- Written problem -
Locate the word "activity" in the material, then show every line that holds it.
☆ ☆ ☆ ☆ ☆
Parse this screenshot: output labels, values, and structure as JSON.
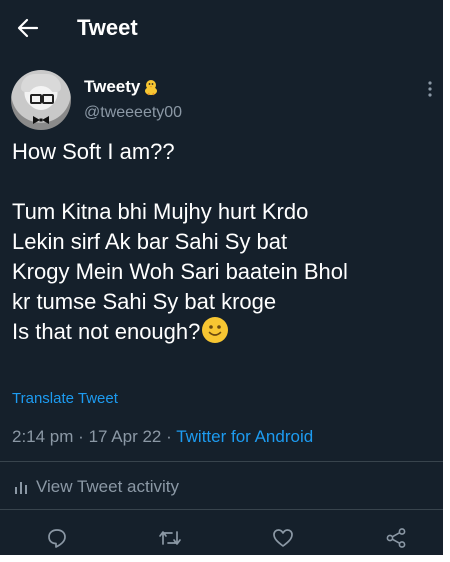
{
  "header": {
    "title": "Tweet",
    "back_icon": "arrow-left-icon"
  },
  "author": {
    "name": "Tweety",
    "name_emoji": "baby-chick-icon",
    "handle": "@tweeeety00"
  },
  "tweet": {
    "lines": [
      "How Soft I am??",
      "",
      "Tum Kitna bhi Mujhy hurt Krdo",
      "Lekin sirf Ak bar Sahi Sy bat",
      "Krogy Mein Woh Sari baatein Bhol",
      "kr tumse Sahi Sy bat kroge",
      "Is that not enough?"
    ],
    "trailing_emoji": "slightly-smiling-face-icon",
    "translate_label": "Translate Tweet"
  },
  "meta": {
    "time": "2:14 pm",
    "separator": "·",
    "date": "17 Apr 22",
    "source": "Twitter for Android"
  },
  "activity": {
    "label": "View Tweet activity",
    "icon": "bar-chart-icon"
  },
  "actions": [
    {
      "name": "reply",
      "icon": "reply-icon"
    },
    {
      "name": "retweet",
      "icon": "retweet-icon"
    },
    {
      "name": "like",
      "icon": "heart-icon"
    },
    {
      "name": "share",
      "icon": "share-icon"
    }
  ],
  "colors": {
    "background": "#15202b",
    "text": "#ffffff",
    "secondary_text": "#8b98a5",
    "accent": "#1d9bf0",
    "divider": "#38444d"
  }
}
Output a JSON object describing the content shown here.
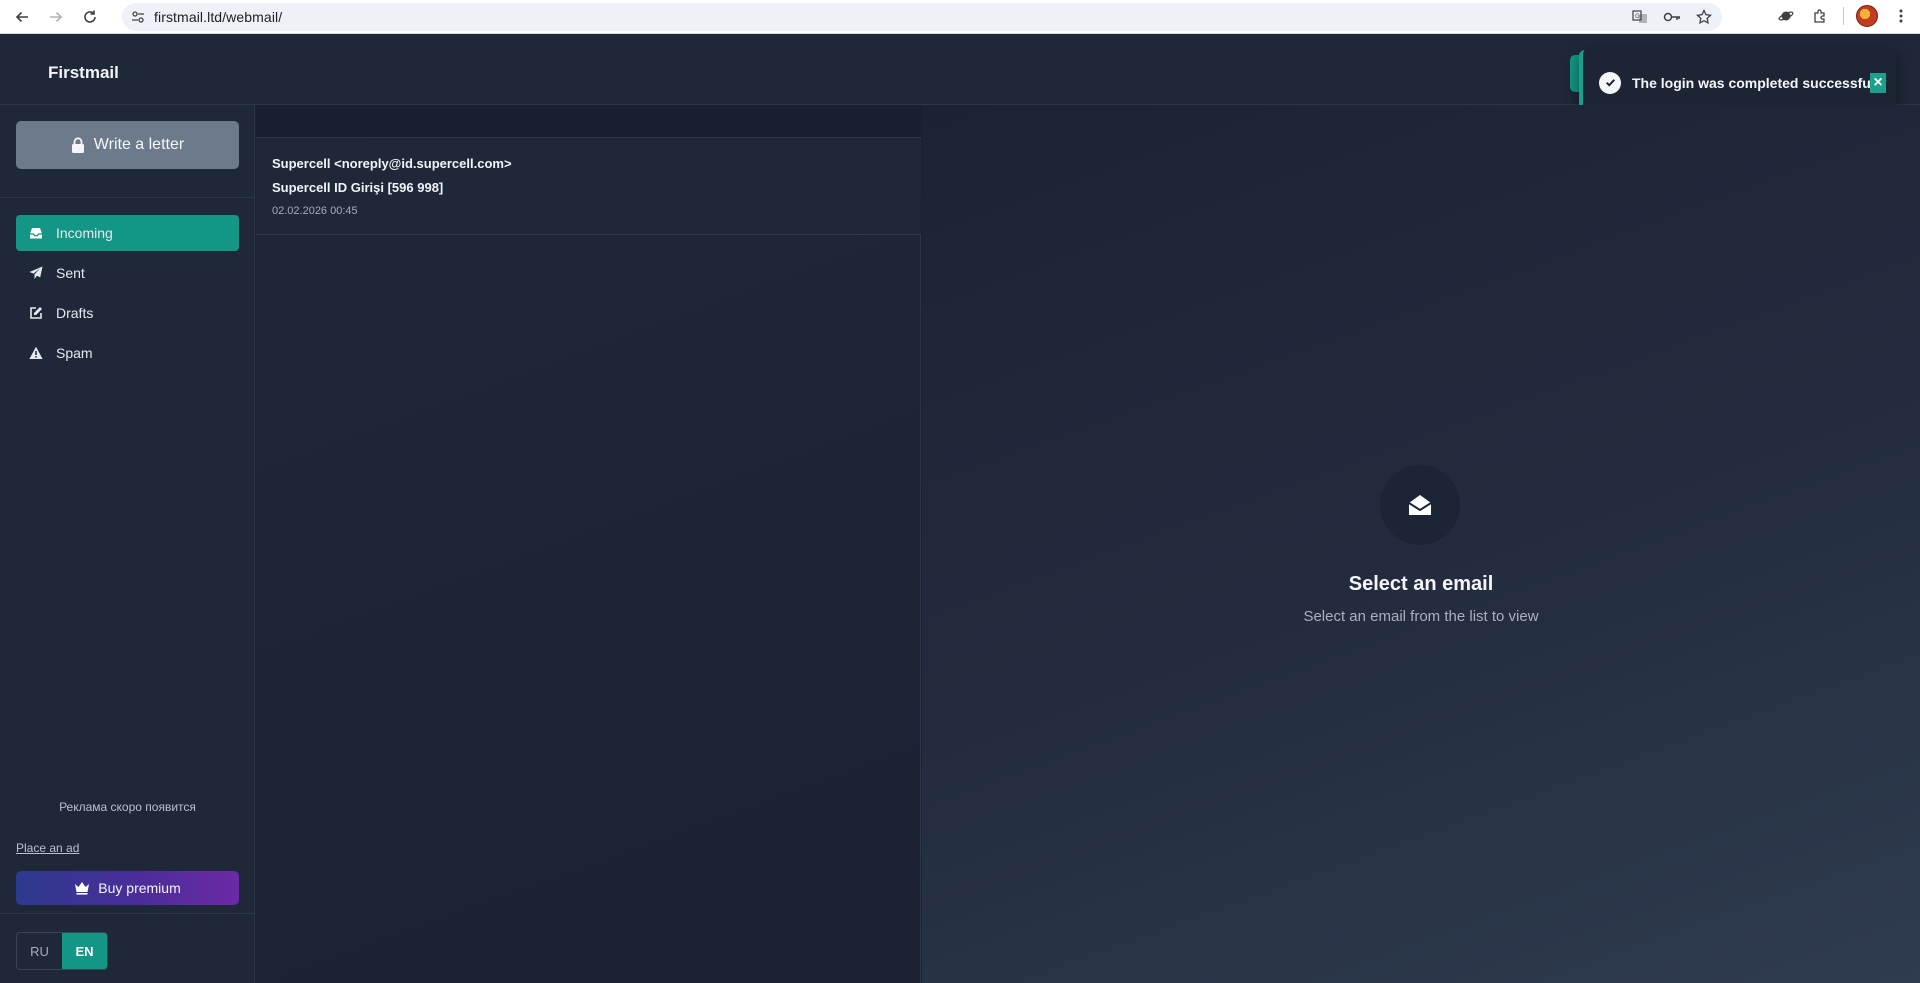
☆ ☆ ☆ ☆ ☆
- Exercise output -
  "activity": {
    "label": "View Tweet activity",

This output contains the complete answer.